*Given information*:
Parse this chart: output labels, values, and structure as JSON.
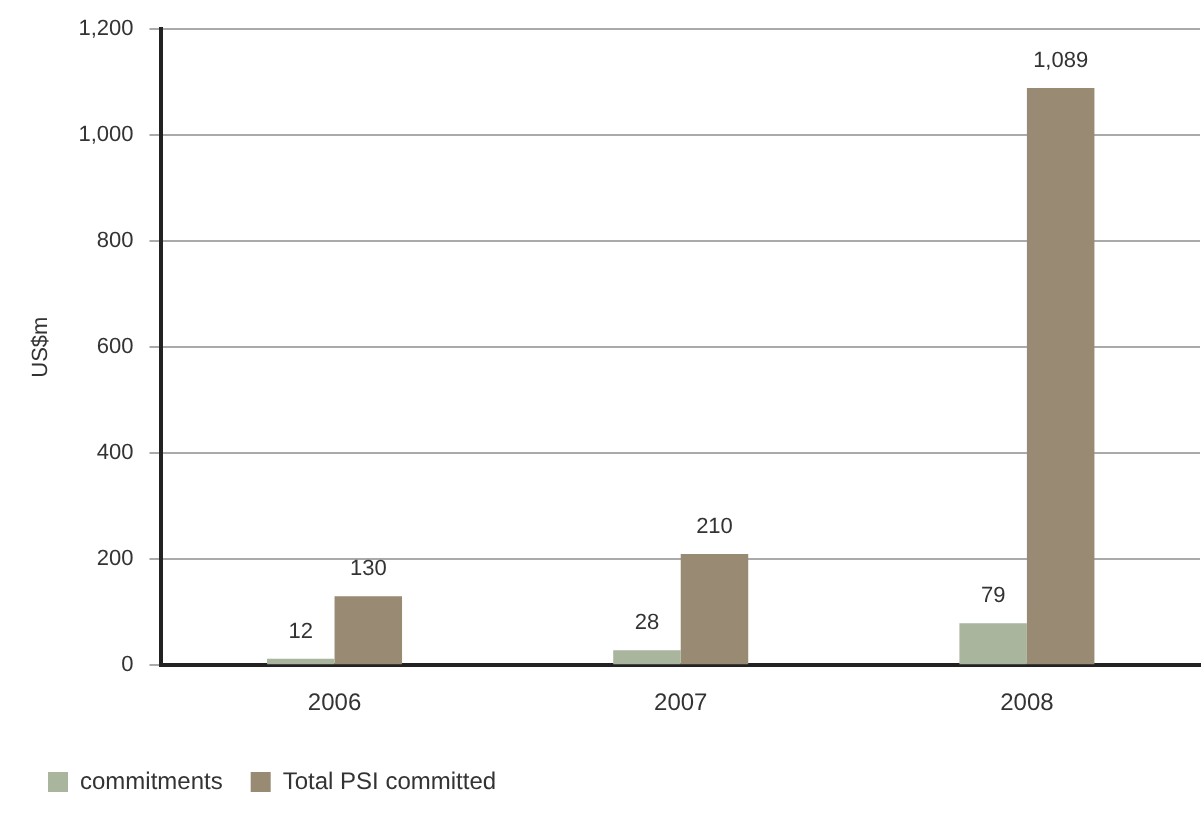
{
  "chart_data": {
    "type": "bar",
    "ylabel": "US$m",
    "categories": [
      "2006",
      "2007",
      "2008"
    ],
    "series": [
      {
        "name": "commitments",
        "color": "#a9b59c",
        "values": [
          12,
          28,
          79
        ],
        "value_labels": [
          "12",
          "28",
          "79"
        ]
      },
      {
        "name": "Total PSI committed",
        "color": "#988a73",
        "values": [
          130,
          210,
          1089
        ],
        "value_labels": [
          "130",
          "210",
          "1,089"
        ]
      }
    ],
    "ylim": [
      0,
      1200
    ],
    "yticks": [
      {
        "value": 0,
        "label": "0"
      },
      {
        "value": 200,
        "label": "200"
      },
      {
        "value": 400,
        "label": "400"
      },
      {
        "value": 600,
        "label": "600"
      },
      {
        "value": 800,
        "label": "800"
      },
      {
        "value": 1000,
        "label": "1,000"
      },
      {
        "value": 1200,
        "label": "1,200"
      }
    ],
    "grid": "y",
    "legend": "bottom left"
  }
}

*What you should do*: Reproduce the entries above exactly. Do not include the images.

*The reply*:
Parse this chart: output labels, values, and structure as JSON.
{
  "chart_data": {
    "type": "bar",
    "ylabel": "US$m",
    "categories": [
      "2006",
      "2007",
      "2008"
    ],
    "series": [
      {
        "name": "commitments",
        "color": "#a9b59c",
        "values": [
          12,
          28,
          79
        ],
        "value_labels": [
          "12",
          "28",
          "79"
        ]
      },
      {
        "name": "Total PSI committed",
        "color": "#988a73",
        "values": [
          130,
          210,
          1089
        ],
        "value_labels": [
          "130",
          "210",
          "1,089"
        ]
      }
    ],
    "ylim": [
      0,
      1200
    ],
    "yticks": [
      {
        "value": 0,
        "label": "0"
      },
      {
        "value": 200,
        "label": "200"
      },
      {
        "value": 400,
        "label": "400"
      },
      {
        "value": 600,
        "label": "600"
      },
      {
        "value": 800,
        "label": "800"
      },
      {
        "value": 1000,
        "label": "1,000"
      },
      {
        "value": 1200,
        "label": "1,200"
      }
    ],
    "grid": "y",
    "legend": "bottom left"
  }
}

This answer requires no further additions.